WHAT IS ASKED ->
Repeat the material in full. Keep every line exactly as it is.

━━━━━ DATASET EXCERPTS ━━━━━

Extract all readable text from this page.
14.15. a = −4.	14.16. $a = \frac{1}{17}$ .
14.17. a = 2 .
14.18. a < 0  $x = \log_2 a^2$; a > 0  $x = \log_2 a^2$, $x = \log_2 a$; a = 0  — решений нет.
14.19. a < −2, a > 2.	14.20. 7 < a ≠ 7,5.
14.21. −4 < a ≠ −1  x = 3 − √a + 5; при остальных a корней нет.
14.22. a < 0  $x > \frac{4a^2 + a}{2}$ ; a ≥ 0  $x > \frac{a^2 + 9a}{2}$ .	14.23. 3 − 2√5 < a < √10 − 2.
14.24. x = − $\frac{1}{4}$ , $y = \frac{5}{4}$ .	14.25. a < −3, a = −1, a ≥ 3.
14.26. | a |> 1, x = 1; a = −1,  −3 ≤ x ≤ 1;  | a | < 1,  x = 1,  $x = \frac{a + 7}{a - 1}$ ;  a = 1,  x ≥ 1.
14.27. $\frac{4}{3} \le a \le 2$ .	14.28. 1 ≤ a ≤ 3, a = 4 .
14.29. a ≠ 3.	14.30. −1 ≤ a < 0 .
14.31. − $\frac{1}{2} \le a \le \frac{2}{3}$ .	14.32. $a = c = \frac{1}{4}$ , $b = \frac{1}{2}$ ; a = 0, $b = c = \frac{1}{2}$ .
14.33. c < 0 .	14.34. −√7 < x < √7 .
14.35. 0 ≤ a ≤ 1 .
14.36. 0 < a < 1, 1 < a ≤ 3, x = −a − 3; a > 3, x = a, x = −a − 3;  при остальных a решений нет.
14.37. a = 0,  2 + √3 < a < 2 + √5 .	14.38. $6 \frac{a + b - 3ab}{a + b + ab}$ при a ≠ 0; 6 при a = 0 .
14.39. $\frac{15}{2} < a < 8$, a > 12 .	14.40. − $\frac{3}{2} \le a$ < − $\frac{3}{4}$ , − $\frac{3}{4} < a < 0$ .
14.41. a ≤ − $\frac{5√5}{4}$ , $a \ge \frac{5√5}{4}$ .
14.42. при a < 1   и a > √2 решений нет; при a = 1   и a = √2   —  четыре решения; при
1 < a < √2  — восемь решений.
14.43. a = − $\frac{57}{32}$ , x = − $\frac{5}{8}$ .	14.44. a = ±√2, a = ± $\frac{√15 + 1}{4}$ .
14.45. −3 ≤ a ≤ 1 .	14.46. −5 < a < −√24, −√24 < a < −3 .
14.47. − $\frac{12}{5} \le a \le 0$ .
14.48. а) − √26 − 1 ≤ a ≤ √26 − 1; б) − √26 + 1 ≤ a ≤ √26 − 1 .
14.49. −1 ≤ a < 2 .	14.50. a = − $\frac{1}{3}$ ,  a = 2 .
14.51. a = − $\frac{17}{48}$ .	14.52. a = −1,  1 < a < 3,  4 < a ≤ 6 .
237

━━━━━

THE REPLY ->
Extract all readable text from this page.
14.15. a = −4.	14.16. $a = \frac{1}{17}$ .
14.17. a = 2 .
14.18. a < 0  $x = \log_2 a^2$; a > 0  $x = \log_2 a^2$, $x = \log_2 a$; a = 0  — решений нет.
14.19. a < −2, a > 2.	14.20. 7 < a ≠ 7,5.
14.21. −4 < a ≠ −1  x = 3 − √a + 5; при остальных a корней нет.
14.22. a < 0  $x > \frac{4a^2 + a}{2}$ ; a ≥ 0  $x > \frac{a^2 + 9a}{2}$ .	14.23. 3 − 2√5 < a < √10 − 2.
14.24. x = − $\frac{1}{4}$ , $y = \frac{5}{4}$ .	14.25. a < −3, a = −1, a ≥ 3.
14.26. | a |> 1, x = 1; a = −1,  −3 ≤ x ≤ 1;  | a | < 1,  x = 1,  $x = \frac{a + 7}{a - 1}$ ;  a = 1,  x ≥ 1.
14.27. $\frac{4}{3} \le a \le 2$ .	14.28. 1 ≤ a ≤ 3, a = 4 .
14.29. a ≠ 3.	14.30. −1 ≤ a < 0 .
14.31. − $\frac{1}{2} \le a \le \frac{2}{3}$ .	14.32. $a = c = \frac{1}{4}$ , $b = \frac{1}{2}$ ; a = 0, $b = c = \frac{1}{2}$ .
14.33. c < 0 .	14.34. −√7 < x < √7 .
14.35. 0 ≤ a ≤ 1 .
14.36. 0 < a < 1, 1 < a ≤ 3, x = −a − 3; a > 3, x = a, x = −a − 3;  при остальных a решений нет.
14.37. a = 0,  2 + √3 < a < 2 + √5 .	14.38. $6 \frac{a + b - 3ab}{a + b + ab}$ при a ≠ 0; 6 при a = 0 .
14.39. $\frac{15}{2} < a < 8$, a > 12 .	14.40. − $\frac{3}{2} \le a$ < − $\frac{3}{4}$ , − $\frac{3}{4} < a < 0$ .
14.41. a ≤ − $\frac{5√5}{4}$ , $a \ge \frac{5√5}{4}$ .
14.42. при a < 1   и a > √2 решений нет; при a = 1   и a = √2   —  четыре решения; при
1 < a < √2  — восемь решений.
14.43. a = − $\frac{57}{32}$ , x = − $\frac{5}{8}$ .	14.44. a = ±√2, a = ± $\frac{√15 + 1}{4}$ .
14.45. −3 ≤ a ≤ 1 .	14.46. −5 < a < −√24, −√24 < a < −3 .
14.47. − $\frac{12}{5} \le a \le 0$ .
14.48. а) − √26 − 1 ≤ a ≤ √26 − 1; б) − √26 + 1 ≤ a ≤ √26 − 1 .
14.49. −1 ≤ a < 2 .	14.50. a = − $\frac{1}{3}$ ,  a = 2 .
14.51. a = − $\frac{17}{48}$ .	14.52. a = −1,  1 < a < 3,  4 < a ≤ 6 .
237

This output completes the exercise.